*PROBLEM REQUIREMENTS*
Output all the entries word for word. Omit the pictures.

*DATA SUPPLIED*
····················

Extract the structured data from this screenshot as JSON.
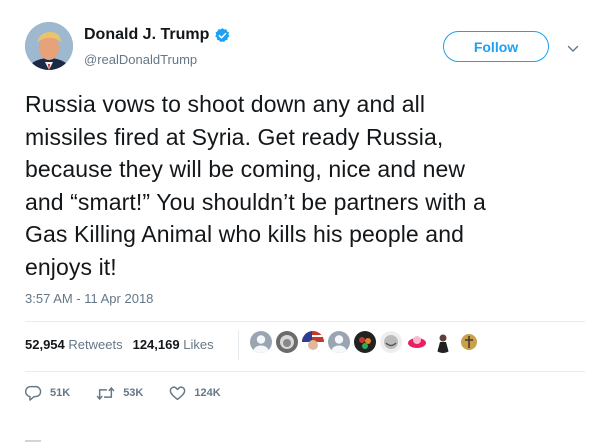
{
  "author": {
    "display_name": "Donald J. Trump",
    "handle": "@realDonaldTrump",
    "verified": true
  },
  "follow_button": {
    "label": "Follow"
  },
  "tweet": {
    "lines": [
      "Russia vows to shoot down any and all",
      "missiles fired at Syria. Get ready Russia,",
      "because they will be coming, nice and new",
      "and “smart!” You shouldn’t be partners with a",
      "Gas Killing Animal who kills his people and",
      "enjoys it!"
    ],
    "timestamp": "3:57 AM - 11 Apr 2018"
  },
  "stats": {
    "retweets_count": "52,954",
    "retweets_label": "Retweets",
    "likes_count": "124,169",
    "likes_label": "Likes"
  },
  "actions": {
    "reply_count": "51K",
    "retweet_count": "53K",
    "like_count": "124K"
  },
  "colors": {
    "accent": "#1da1f2",
    "muted": "#657786",
    "text": "#14171a",
    "divider": "#e6ecf0"
  },
  "icons": [
    "verified-badge-icon",
    "chevron-down-icon",
    "reply-icon",
    "retweet-icon",
    "like-heart-icon"
  ]
}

····················

*REPLY*
Extract the structured data from this screenshot as JSON.
{
  "author": {
    "display_name": "Donald J. Trump",
    "handle": "@realDonaldTrump",
    "verified": true
  },
  "follow_button": {
    "label": "Follow"
  },
  "tweet": {
    "lines": [
      "Russia vows to shoot down any and all",
      "missiles fired at Syria. Get ready Russia,",
      "because they will be coming, nice and new",
      "and “smart!” You shouldn’t be partners with a",
      "Gas Killing Animal who kills his people and",
      "enjoys it!"
    ],
    "timestamp": "3:57 AM - 11 Apr 2018"
  },
  "stats": {
    "retweets_count": "52,954",
    "retweets_label": "Retweets",
    "likes_count": "124,169",
    "likes_label": "Likes"
  },
  "actions": {
    "reply_count": "51K",
    "retweet_count": "53K",
    "like_count": "124K"
  },
  "colors": {
    "accent": "#1da1f2",
    "muted": "#657786",
    "text": "#14171a",
    "divider": "#e6ecf0"
  },
  "icons": [
    "verified-badge-icon",
    "chevron-down-icon",
    "reply-icon",
    "retweet-icon",
    "like-heart-icon"
  ]
}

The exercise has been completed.